RAW DATA —

(begin)

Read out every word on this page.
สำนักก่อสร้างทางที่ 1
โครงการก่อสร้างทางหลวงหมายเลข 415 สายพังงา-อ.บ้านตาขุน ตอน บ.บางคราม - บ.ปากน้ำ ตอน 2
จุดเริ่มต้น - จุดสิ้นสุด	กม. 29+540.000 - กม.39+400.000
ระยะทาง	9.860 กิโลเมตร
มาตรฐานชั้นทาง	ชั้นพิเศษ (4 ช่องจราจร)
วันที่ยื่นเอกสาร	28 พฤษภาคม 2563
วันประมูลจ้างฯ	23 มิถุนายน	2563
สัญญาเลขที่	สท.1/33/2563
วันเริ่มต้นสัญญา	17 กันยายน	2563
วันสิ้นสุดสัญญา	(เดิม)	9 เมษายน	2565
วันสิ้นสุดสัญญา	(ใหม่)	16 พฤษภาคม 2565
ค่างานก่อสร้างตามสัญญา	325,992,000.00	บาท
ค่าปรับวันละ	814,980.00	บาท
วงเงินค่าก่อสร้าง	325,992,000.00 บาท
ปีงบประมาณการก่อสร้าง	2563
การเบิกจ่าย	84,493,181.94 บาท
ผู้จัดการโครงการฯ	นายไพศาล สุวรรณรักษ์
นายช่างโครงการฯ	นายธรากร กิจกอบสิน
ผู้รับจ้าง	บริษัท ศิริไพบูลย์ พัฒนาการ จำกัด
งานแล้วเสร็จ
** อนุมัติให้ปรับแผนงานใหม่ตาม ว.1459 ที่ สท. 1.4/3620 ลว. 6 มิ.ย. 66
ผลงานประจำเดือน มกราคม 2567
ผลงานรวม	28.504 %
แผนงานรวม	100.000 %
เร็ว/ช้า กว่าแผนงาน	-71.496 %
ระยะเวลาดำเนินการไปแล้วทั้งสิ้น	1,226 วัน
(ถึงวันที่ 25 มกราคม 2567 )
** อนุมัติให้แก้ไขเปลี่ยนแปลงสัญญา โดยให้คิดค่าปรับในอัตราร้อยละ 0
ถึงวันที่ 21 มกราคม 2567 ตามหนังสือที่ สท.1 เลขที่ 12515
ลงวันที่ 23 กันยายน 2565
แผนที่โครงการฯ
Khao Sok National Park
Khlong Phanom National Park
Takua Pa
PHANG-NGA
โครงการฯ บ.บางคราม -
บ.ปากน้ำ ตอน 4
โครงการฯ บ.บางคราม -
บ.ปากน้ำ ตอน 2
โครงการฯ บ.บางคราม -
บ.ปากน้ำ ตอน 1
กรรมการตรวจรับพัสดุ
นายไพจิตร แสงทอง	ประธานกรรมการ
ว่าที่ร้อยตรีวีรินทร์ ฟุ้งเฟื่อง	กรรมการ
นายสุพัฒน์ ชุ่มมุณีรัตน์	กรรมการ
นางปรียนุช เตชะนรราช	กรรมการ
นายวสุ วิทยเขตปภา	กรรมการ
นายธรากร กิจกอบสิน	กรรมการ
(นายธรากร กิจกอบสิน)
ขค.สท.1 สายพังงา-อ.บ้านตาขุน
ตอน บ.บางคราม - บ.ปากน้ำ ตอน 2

(end)

WHAT IS NEEDED — Scan the records for the string "มกราคม". Copy each line in which it appears.

PROBLEM SOLUTION —
ผลงานประจำเดือน มกราคม 2567
(ถึงวันที่ 25 มกราคม 2567 )
ถึงวันที่ 21 มกราคม 2567 ตามหนังสือที่ สท.1 เลขที่ 12515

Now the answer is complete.